### Set task
Look through the data and write out every line with the word "грузовые" in it.

### Given records
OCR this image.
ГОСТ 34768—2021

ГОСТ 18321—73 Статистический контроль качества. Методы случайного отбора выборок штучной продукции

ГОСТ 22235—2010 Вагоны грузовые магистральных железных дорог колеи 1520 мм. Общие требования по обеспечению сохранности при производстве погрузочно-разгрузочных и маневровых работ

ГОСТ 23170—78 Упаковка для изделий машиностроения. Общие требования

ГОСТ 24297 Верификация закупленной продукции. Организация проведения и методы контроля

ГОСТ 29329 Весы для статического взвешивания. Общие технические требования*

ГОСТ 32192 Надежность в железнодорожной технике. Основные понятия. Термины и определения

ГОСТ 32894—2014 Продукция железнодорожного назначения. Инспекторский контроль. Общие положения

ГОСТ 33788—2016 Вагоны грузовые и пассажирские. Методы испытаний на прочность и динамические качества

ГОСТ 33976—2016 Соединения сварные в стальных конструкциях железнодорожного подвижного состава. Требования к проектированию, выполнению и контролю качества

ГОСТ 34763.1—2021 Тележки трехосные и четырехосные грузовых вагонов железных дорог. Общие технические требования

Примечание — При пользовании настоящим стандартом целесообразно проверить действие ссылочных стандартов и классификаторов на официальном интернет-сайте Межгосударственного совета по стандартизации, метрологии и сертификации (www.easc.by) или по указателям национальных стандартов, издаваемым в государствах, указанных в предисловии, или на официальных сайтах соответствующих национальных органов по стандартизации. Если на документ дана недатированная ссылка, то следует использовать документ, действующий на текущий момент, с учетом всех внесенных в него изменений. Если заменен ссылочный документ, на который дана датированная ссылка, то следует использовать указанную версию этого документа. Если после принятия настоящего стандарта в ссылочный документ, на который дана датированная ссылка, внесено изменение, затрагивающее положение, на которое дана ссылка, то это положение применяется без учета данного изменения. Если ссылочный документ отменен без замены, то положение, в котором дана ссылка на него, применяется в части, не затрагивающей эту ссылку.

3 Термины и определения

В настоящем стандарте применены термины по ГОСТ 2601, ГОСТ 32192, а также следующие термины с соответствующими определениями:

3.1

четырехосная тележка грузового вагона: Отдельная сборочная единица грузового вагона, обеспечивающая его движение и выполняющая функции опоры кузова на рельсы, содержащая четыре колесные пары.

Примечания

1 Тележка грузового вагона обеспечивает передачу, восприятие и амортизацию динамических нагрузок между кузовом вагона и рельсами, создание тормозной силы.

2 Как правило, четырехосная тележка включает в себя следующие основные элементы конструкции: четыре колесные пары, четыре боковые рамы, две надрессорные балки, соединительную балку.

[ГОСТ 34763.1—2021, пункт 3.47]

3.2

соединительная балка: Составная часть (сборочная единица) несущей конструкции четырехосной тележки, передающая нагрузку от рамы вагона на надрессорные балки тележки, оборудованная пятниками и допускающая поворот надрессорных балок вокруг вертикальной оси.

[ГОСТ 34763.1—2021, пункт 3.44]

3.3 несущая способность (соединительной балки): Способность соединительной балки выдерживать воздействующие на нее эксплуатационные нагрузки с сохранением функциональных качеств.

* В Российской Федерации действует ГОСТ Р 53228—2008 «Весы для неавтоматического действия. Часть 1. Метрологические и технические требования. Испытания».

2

### Finished task
ГОСТ 22235—2010 Вагоны грузовые магистральных железных дорог колеи 1520 мм. Общие требования по обеспечению сохранности при производстве погрузочно-разгрузочных и маневровых работ
ГОСТ 33788—2016 Вагоны грузовые и пассажирские. Методы испытаний на прочность и динамические качества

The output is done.